◆ **Your instructions**
Translate this sentence from the abstract on sheet-resistance control into Spanish: "However, conventional trial-and-error approaches to process optimization are time-consuming and cost-intensive, making them impractical for modern manufacturing."

Bayesian-optimization-based approach for sheet-resistance control in silicon wafers toward automated solar-cell manufacturing

Photovoltaic (PV) technology has been continuously evolving with increasing efficiency, and the recent introduction of back contact architectures with ultra-high efficiency cells and the expected shift to tandem applications have led to continuous changes in the optimization of each process in industrial environments. However, conventional trial-and-error approaches to process optimization are time-consuming and cost-intensive, making them impractical for modern manufacturing. As an alternative, this paper proposes a machine-learning-based model for predicting sheet resistance in phosphorus oxychloride (POCl₃) doping processes. Among the models evaluated, the gradient boosting model exhibited the highest predictive accuracy, achieving an R² value of 0.955, root-mean-square error of 9.43 Ω/sq, and mean absolute percentage error of 4.60 %. In addition, feature importance analysis and SHapley Additive exPlanations (SHAP) were employed to interpret the model, confirming that the predictions aligned well with the underlying physical mechanisms. This result suggests that data-driven machine-learning models can provide process insights grounded in theoretical and physical principles. Using Bayesian optimization, we were able to quickly obtain a process recipe with an absolute deviation of only 0.1 Ω/sq to 150 Ω/sq, which enabled faster and more accurate optimization when applied. The proposed methodology can facilitate the development of smart factory systems in PV manufacturing and can be extended to broader applications in semiconductor and thin-film processing.

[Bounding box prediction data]

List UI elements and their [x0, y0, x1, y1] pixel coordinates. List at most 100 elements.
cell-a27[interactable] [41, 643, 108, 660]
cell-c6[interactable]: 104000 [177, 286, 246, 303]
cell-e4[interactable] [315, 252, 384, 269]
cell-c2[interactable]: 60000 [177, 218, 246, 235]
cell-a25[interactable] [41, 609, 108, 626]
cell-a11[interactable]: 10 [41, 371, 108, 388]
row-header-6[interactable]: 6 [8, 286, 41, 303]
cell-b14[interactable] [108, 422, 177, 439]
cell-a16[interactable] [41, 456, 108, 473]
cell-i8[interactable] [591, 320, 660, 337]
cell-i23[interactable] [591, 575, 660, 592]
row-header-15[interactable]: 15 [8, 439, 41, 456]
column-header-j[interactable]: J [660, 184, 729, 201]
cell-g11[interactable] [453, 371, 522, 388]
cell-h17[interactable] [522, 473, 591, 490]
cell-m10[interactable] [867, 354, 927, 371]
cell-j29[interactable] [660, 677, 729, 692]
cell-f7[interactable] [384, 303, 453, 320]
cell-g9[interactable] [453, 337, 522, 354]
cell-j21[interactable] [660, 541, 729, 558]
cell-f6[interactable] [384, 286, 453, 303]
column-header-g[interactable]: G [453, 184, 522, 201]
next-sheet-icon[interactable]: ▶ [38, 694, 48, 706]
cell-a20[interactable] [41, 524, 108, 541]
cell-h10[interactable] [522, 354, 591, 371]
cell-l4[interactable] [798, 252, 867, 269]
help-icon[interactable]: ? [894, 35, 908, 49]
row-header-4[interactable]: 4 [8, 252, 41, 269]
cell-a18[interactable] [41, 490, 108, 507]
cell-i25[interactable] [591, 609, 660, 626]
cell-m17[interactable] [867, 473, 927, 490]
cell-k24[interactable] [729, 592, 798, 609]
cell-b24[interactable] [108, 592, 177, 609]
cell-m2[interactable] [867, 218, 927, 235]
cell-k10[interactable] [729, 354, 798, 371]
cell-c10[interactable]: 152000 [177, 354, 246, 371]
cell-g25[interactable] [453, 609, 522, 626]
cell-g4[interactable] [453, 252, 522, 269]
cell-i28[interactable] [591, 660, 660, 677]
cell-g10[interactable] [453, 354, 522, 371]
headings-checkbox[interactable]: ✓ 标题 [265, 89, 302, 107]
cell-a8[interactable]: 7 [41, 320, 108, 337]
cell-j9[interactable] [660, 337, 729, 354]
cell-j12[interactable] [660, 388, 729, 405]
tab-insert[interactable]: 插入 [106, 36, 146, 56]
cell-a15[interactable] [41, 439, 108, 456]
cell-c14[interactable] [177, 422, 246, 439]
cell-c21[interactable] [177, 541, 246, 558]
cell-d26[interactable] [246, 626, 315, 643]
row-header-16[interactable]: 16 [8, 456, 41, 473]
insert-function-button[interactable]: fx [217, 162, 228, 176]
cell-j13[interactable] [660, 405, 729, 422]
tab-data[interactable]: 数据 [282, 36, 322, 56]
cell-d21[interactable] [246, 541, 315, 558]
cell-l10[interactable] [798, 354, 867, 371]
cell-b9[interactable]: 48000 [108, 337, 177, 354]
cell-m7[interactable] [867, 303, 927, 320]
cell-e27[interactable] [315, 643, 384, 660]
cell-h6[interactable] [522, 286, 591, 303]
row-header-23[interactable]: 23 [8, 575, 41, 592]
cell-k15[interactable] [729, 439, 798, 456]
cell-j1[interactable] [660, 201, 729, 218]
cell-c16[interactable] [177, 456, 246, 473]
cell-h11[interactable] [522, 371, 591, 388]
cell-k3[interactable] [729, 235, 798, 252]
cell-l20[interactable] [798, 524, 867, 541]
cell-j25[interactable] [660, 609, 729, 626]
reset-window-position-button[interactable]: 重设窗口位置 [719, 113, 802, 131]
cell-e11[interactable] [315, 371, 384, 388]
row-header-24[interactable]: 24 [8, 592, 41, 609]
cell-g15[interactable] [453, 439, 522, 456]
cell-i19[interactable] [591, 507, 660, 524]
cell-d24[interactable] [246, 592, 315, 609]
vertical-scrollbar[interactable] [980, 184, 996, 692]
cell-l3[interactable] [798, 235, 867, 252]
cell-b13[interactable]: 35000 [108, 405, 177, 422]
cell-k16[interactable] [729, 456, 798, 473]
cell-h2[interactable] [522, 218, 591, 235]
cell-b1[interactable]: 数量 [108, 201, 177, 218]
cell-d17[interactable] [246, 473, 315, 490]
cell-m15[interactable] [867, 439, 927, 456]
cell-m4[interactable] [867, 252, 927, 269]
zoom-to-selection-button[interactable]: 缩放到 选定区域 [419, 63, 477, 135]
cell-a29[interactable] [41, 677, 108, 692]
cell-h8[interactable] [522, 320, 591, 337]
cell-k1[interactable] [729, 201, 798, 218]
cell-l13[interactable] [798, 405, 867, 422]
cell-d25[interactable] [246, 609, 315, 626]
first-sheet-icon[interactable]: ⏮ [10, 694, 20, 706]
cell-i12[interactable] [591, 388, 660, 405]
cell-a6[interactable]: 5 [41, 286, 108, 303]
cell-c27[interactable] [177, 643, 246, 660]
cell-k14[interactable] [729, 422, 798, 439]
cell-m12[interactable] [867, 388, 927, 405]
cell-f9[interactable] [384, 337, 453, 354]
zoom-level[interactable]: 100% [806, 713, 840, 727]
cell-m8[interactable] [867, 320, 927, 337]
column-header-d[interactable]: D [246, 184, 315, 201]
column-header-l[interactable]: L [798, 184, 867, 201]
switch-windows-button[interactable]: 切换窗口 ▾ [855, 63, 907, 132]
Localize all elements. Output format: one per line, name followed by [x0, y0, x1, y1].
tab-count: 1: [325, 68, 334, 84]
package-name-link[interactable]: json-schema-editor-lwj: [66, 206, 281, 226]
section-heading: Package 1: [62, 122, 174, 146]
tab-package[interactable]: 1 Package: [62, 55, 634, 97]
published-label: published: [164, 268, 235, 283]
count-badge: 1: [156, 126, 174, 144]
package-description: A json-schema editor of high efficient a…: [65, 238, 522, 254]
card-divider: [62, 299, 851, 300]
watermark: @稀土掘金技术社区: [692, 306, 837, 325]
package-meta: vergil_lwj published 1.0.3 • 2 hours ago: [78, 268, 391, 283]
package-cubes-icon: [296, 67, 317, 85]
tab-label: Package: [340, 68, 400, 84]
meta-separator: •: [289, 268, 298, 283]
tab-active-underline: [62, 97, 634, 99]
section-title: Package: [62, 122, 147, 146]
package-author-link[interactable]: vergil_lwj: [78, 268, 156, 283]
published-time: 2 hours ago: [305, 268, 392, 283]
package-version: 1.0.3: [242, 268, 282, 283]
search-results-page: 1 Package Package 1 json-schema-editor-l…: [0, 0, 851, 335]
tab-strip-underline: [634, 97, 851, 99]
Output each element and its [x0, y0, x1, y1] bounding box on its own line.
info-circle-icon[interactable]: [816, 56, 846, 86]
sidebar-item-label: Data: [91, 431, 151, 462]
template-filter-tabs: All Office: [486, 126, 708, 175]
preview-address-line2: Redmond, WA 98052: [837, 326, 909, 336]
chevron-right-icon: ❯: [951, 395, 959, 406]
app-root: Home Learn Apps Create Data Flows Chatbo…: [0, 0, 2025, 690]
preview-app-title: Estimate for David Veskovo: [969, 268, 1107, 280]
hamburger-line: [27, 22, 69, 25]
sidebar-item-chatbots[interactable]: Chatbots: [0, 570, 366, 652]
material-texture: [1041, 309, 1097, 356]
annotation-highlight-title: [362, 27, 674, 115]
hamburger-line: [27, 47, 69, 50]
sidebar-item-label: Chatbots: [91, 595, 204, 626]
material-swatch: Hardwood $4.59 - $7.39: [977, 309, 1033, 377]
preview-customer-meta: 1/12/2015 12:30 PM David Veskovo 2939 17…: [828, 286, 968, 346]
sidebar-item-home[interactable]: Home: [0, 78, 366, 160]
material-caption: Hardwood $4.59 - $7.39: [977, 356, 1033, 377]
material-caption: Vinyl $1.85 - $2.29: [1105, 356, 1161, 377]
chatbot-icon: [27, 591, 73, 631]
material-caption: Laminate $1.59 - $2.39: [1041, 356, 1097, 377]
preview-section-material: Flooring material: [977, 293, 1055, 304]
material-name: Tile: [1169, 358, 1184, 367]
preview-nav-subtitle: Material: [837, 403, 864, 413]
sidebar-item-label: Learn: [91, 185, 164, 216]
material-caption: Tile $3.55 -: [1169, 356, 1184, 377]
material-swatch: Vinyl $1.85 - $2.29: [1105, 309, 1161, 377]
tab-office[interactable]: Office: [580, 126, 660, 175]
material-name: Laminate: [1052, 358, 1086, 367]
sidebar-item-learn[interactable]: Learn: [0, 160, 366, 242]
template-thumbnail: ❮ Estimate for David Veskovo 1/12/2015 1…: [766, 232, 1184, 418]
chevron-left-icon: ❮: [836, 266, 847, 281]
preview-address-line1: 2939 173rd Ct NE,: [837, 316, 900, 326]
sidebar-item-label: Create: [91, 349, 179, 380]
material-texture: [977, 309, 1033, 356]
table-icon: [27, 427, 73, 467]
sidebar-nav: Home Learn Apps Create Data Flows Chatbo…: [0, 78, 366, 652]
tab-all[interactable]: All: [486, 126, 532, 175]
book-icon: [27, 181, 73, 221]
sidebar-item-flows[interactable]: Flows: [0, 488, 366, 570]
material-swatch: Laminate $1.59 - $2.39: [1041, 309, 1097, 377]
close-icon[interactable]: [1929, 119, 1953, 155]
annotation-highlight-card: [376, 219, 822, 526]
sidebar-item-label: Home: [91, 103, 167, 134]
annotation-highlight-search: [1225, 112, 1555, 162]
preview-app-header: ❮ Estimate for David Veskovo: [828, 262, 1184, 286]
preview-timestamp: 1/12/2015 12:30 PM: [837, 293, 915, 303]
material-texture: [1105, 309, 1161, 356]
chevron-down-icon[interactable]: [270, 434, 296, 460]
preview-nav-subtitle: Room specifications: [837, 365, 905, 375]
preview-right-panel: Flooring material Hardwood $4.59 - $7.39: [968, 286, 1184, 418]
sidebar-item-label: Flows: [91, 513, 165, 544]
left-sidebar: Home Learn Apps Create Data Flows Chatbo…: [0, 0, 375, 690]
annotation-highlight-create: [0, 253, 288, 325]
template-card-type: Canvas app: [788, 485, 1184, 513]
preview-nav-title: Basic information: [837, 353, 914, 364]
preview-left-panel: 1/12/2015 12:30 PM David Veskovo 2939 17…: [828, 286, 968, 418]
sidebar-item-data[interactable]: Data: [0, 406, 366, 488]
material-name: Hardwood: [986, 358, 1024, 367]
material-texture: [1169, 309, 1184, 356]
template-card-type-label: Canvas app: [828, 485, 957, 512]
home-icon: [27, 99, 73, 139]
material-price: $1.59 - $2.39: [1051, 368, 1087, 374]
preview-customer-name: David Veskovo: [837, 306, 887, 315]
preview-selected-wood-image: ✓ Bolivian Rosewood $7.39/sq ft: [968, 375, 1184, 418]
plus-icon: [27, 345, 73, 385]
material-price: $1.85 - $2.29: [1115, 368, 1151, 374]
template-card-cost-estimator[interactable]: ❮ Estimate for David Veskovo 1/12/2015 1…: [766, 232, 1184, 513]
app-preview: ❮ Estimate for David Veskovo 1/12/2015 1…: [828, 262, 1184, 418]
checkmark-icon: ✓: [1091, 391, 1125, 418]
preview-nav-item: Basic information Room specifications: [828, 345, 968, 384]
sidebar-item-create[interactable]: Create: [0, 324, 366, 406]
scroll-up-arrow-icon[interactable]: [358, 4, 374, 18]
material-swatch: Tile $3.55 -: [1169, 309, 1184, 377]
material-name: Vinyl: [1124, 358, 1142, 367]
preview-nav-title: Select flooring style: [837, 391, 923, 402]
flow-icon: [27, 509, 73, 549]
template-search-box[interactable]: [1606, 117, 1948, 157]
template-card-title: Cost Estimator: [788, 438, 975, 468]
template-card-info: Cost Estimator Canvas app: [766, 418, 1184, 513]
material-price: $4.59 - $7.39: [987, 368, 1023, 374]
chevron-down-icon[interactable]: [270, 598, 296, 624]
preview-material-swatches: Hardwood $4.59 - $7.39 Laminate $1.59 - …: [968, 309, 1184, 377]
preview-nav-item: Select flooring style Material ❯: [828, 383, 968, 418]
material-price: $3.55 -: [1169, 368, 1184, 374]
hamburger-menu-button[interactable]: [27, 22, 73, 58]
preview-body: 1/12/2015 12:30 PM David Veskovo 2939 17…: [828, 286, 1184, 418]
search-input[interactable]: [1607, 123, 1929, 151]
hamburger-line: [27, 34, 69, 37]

◆ **Solution to this problem**
Sin embargo, los enfoques convencionales de ensayo y error para la optimización de procesos consumen mucho tiempo y son muy costosos, lo que los hace poco prácticos para la fabricación moderna.